**Aim of the task:**
From the listing below, extract each line containing the string "text".

**Task data:**
☆ ☆ ☆ ☆ ☆

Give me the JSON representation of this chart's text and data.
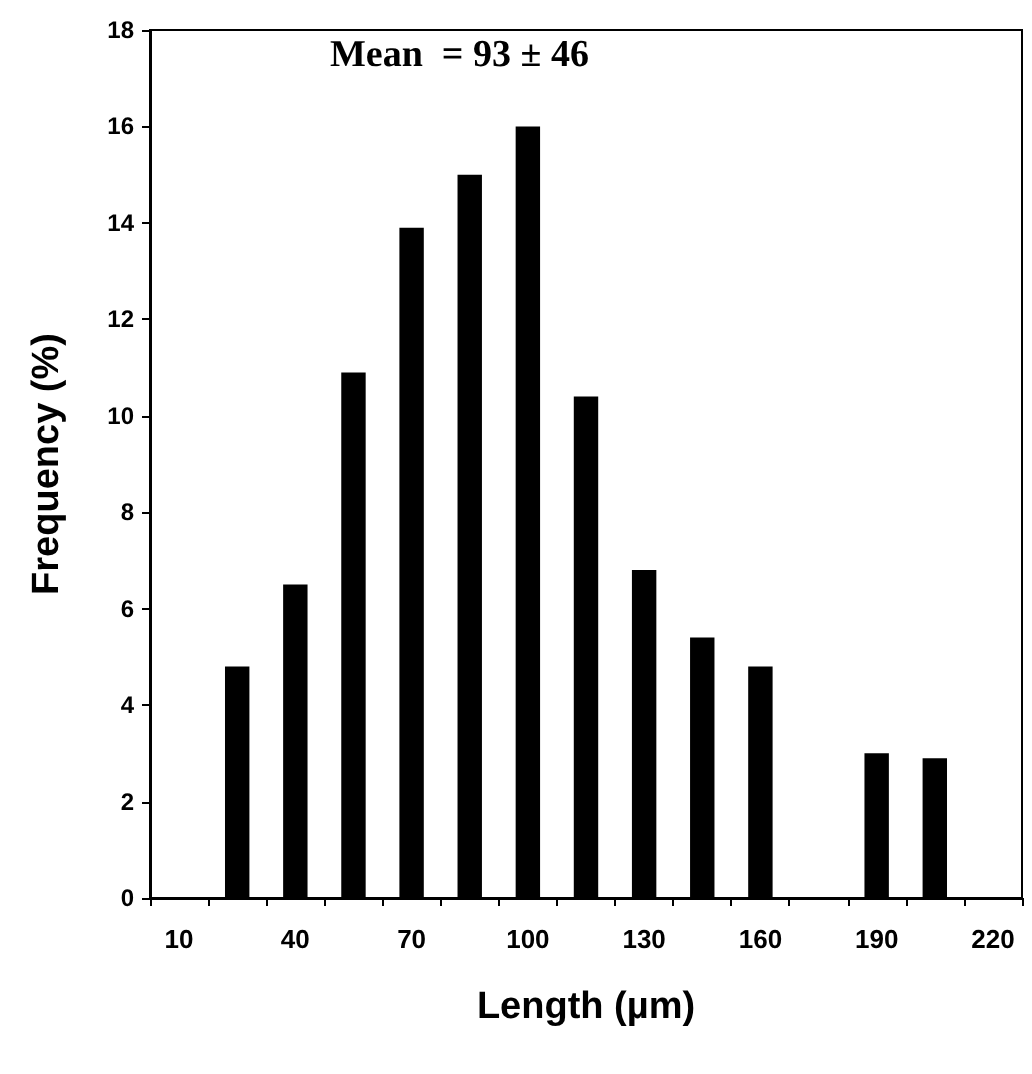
{
  "chart_data": {
    "type": "bar",
    "categories": [
      "10",
      null,
      "40",
      null,
      "70",
      null,
      "100",
      null,
      "130",
      null,
      "160",
      null,
      "190",
      null,
      "220"
    ],
    "values": [
      0,
      4.8,
      6.5,
      10.9,
      13.9,
      15.0,
      16.0,
      10.4,
      6.8,
      5.4,
      4.8,
      0,
      3.0,
      2.9,
      0
    ],
    "color": "#000000",
    "xlabel": "Length (µm)",
    "ylabel": "Frequency (%)",
    "ylim": [
      0,
      18
    ],
    "yticks": [
      0,
      2,
      4,
      6,
      8,
      10,
      12,
      14,
      16,
      18
    ],
    "annotations": [
      "Mean  = 93 ± 46"
    ],
    "grid": false
  }
}
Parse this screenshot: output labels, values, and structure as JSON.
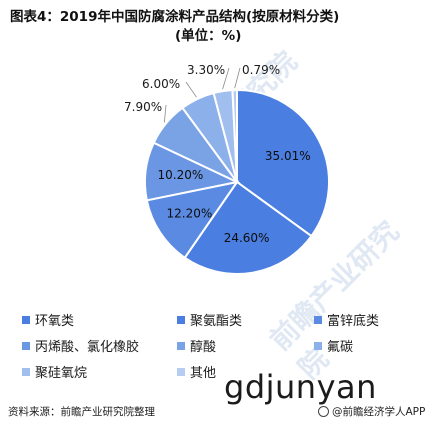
{
  "chart_data": {
    "type": "pie",
    "title_line1": "图表4：2019年中国防腐涂料产品结构(按原材料分类)",
    "title_line2": "(单位：%)",
    "slices": [
      {
        "name": "环氧类",
        "value": 35.01,
        "label": "35.01%",
        "color": "#4a7ee0"
      },
      {
        "name": "聚氨酯类",
        "value": 24.6,
        "label": "24.60%",
        "color": "#4a7ee0"
      },
      {
        "name": "富锌底类",
        "value": 12.2,
        "label": "12.20%",
        "color": "#5a8ae2"
      },
      {
        "name": "丙烯酸、氯化橡胶",
        "value": 10.2,
        "label": "10.20%",
        "color": "#6a96e4"
      },
      {
        "name": "醇酸",
        "value": 7.9,
        "label": "7.90%",
        "color": "#7aa3e6"
      },
      {
        "name": "氟碳",
        "value": 6.0,
        "label": "6.00%",
        "color": "#8cb0ea"
      },
      {
        "name": "聚硅氧烷",
        "value": 3.3,
        "label": "3.30%",
        "color": "#a0bfee"
      },
      {
        "name": "其他",
        "value": 0.79,
        "label": "0.79%",
        "color": "#b6cdf2"
      }
    ]
  },
  "legend": {
    "items": [
      "环氧类",
      "聚氨酯类",
      "富锌底类",
      "丙烯酸、氯化橡胶",
      "醇酸",
      "氟碳",
      "聚硅氧烷",
      "其他"
    ]
  },
  "watermark": "gdjunyan",
  "source": "资料来源：前瞻产业研究院整理",
  "brand": "@前瞻经济学人APP",
  "faint_watermark": "前瞻产业研究院"
}
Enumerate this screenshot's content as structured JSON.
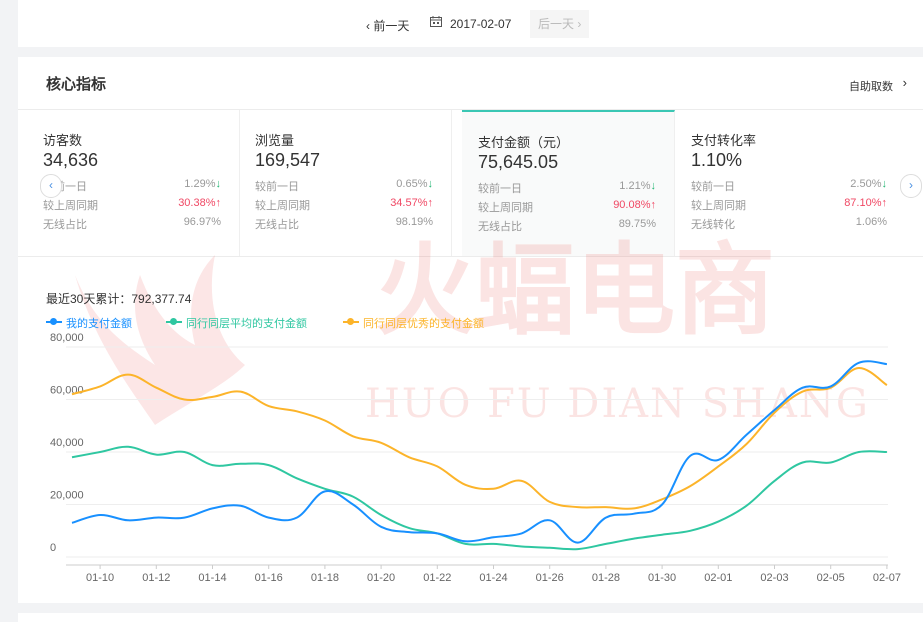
{
  "datebar": {
    "prev_label": "‹ 前一天",
    "date": "2017-02-07",
    "next_label": "后一天 ›",
    "calendar_icon": "calendar-icon"
  },
  "core": {
    "title": "核心指标",
    "self_fetch": "自助取数",
    "metrics": [
      {
        "name": "访客数",
        "value": "34,636",
        "rows": [
          {
            "label": "较前一日",
            "val": "1.29%",
            "dir": "down"
          },
          {
            "label": "较上周同期",
            "val": "30.38%",
            "dir": "up"
          },
          {
            "label": "无线占比",
            "val": "96.97%",
            "dir": ""
          }
        ]
      },
      {
        "name": "浏览量",
        "value": "169,547",
        "rows": [
          {
            "label": "较前一日",
            "val": "0.65%",
            "dir": "down"
          },
          {
            "label": "较上周同期",
            "val": "34.57%",
            "dir": "up"
          },
          {
            "label": "无线占比",
            "val": "98.19%",
            "dir": ""
          }
        ]
      },
      {
        "name": "支付金额（元）",
        "value": "75,645.05",
        "rows": [
          {
            "label": "较前一日",
            "val": "1.21%",
            "dir": "down"
          },
          {
            "label": "较上周同期",
            "val": "90.08%",
            "dir": "up"
          },
          {
            "label": "无线占比",
            "val": "89.75%",
            "dir": ""
          }
        ]
      },
      {
        "name": "支付转化率",
        "value": "1.10%",
        "rows": [
          {
            "label": "较前一日",
            "val": "2.50%",
            "dir": "down"
          },
          {
            "label": "较上周同期",
            "val": "87.10%",
            "dir": "up"
          },
          {
            "label": "无线转化",
            "val": "1.06%",
            "dir": ""
          }
        ]
      }
    ]
  },
  "watermark": {
    "cn": "火蝠电商",
    "en": "HUO FU DIAN SHANG"
  },
  "cumulative": "最近30天累计：792,377.74",
  "colors": {
    "mine": "#1890ff",
    "avg": "#2fc7a1",
    "top": "#fcb42a",
    "accent": "#3bc7b4",
    "up": "#f04864",
    "down": "#22b573"
  },
  "chart_data": {
    "type": "line",
    "x": [
      "01-09",
      "01-10",
      "01-11",
      "01-12",
      "01-13",
      "01-14",
      "01-15",
      "01-16",
      "01-17",
      "01-18",
      "01-19",
      "01-20",
      "01-21",
      "01-22",
      "01-23",
      "01-24",
      "01-25",
      "01-26",
      "01-27",
      "01-28",
      "01-29",
      "01-30",
      "01-31",
      "02-01",
      "02-02",
      "02-03",
      "02-04",
      "02-05",
      "02-06",
      "02-07"
    ],
    "tick_labels": [
      "01-10",
      "01-12",
      "01-14",
      "01-16",
      "01-18",
      "01-20",
      "01-22",
      "01-24",
      "01-26",
      "01-28",
      "01-30",
      "02-01",
      "02-03",
      "02-05",
      "02-07"
    ],
    "yticks": [
      0,
      20000,
      40000,
      60000,
      80000
    ],
    "ytick_labels": [
      "0",
      "20,000",
      "40,000",
      "60,000",
      "80,000"
    ],
    "ylim": [
      0,
      80000
    ],
    "legend_position": "top-left",
    "series": [
      {
        "name": "我的支付金额",
        "color": "#1890ff",
        "values": [
          13000,
          16000,
          14000,
          15000,
          15000,
          18500,
          19500,
          15000,
          15000,
          25000,
          20000,
          11500,
          9500,
          9000,
          6000,
          7500,
          9000,
          14000,
          5500,
          15000,
          16500,
          20000,
          38500,
          37000,
          46500,
          56000,
          64500,
          65000,
          74000,
          73500
        ]
      },
      {
        "name": "同行同层平均的支付金额",
        "color": "#2fc7a1",
        "values": [
          38000,
          40000,
          42000,
          39000,
          40000,
          35000,
          35500,
          35000,
          30000,
          26000,
          23000,
          16000,
          11000,
          9000,
          5000,
          5000,
          4000,
          3500,
          3000,
          5000,
          7000,
          8500,
          10000,
          13500,
          19500,
          29000,
          36000,
          36000,
          40000,
          40000
        ]
      },
      {
        "name": "同行同层优秀的支付金额",
        "color": "#fcb42a",
        "values": [
          62000,
          65000,
          69500,
          64500,
          60000,
          61000,
          63000,
          57500,
          55500,
          52000,
          46000,
          43500,
          38000,
          34500,
          27500,
          26000,
          29000,
          21000,
          19000,
          19000,
          18500,
          22000,
          27000,
          34500,
          43000,
          55000,
          63000,
          64500,
          72000,
          65500
        ]
      }
    ]
  }
}
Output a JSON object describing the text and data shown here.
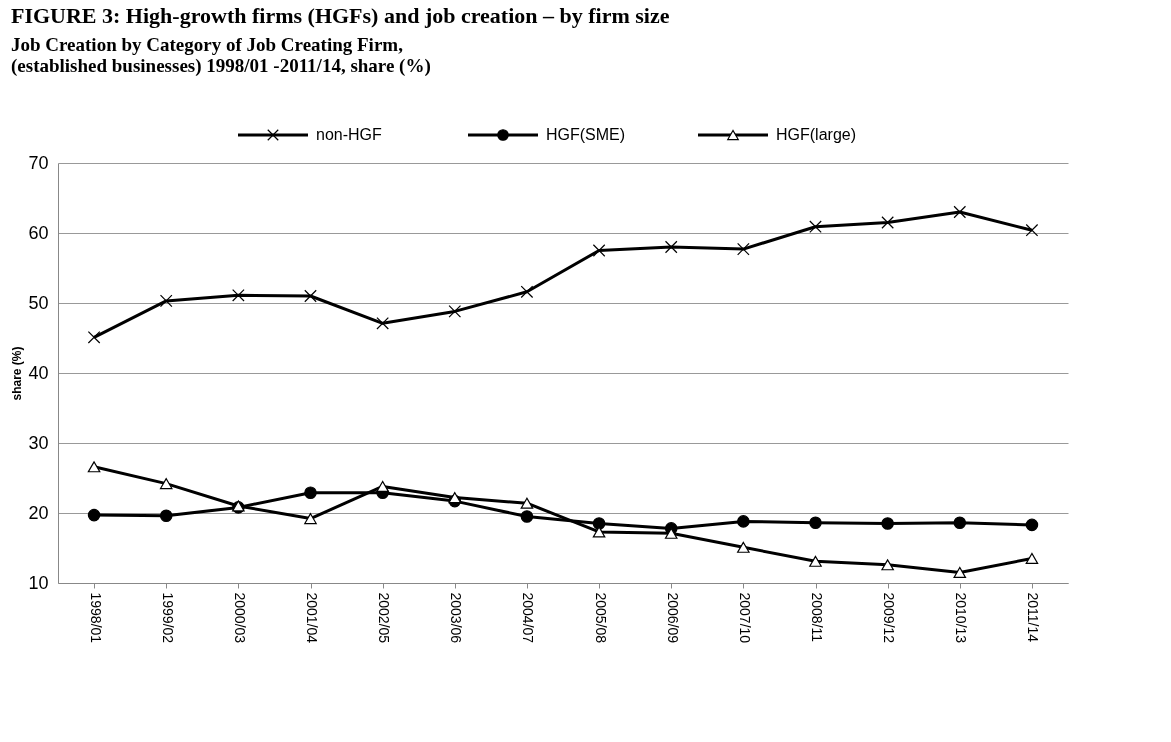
{
  "chart_data": {
    "type": "line",
    "title": "FIGURE 3: High-growth firms (HGFs) and job creation – by firm size",
    "subtitle": "Job Creation by Category of Job Creating Firm,\n(established businesses) 1998/01 -2011/14, share (%)",
    "ylabel": "share (%)",
    "categories": [
      "1998/01",
      "1999/02",
      "2000/03",
      "2001/04",
      "2002/05",
      "2003/06",
      "2004/07",
      "2005/08",
      "2006/09",
      "2007/10",
      "2008/11",
      "2009/12",
      "2010/13",
      "2011/14"
    ],
    "series": [
      {
        "name": "non-HGF",
        "color": "#000000",
        "marker": "cross",
        "values": [
          45.1,
          50.3,
          51.1,
          51.0,
          47.1,
          48.8,
          51.6,
          57.5,
          58.0,
          57.7,
          60.9,
          61.5,
          63.0,
          60.4
        ]
      },
      {
        "name": "HGF(SME)",
        "color": "#000000",
        "marker": "circle",
        "values": [
          19.7,
          19.6,
          20.8,
          22.9,
          22.9,
          21.7,
          19.5,
          18.5,
          17.8,
          18.8,
          18.6,
          18.5,
          18.6,
          18.3
        ]
      },
      {
        "name": "HGF(large)",
        "color": "#000000",
        "marker": "triangle",
        "values": [
          26.6,
          24.2,
          21.0,
          19.2,
          23.8,
          22.2,
          21.4,
          17.3,
          17.1,
          15.1,
          13.1,
          12.6,
          11.5,
          13.5
        ]
      }
    ],
    "ylim": [
      10,
      70
    ],
    "yticks": [
      10,
      20,
      30,
      40,
      50,
      60,
      70
    ],
    "grid": "y",
    "legend": "top",
    "line_style": "solid"
  }
}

☆ ☆ ☆ ☆ ☆

**Complete response:**
Give me the JSON representation of this chart's text and data.
Output a JSON object describing the text and data shown here.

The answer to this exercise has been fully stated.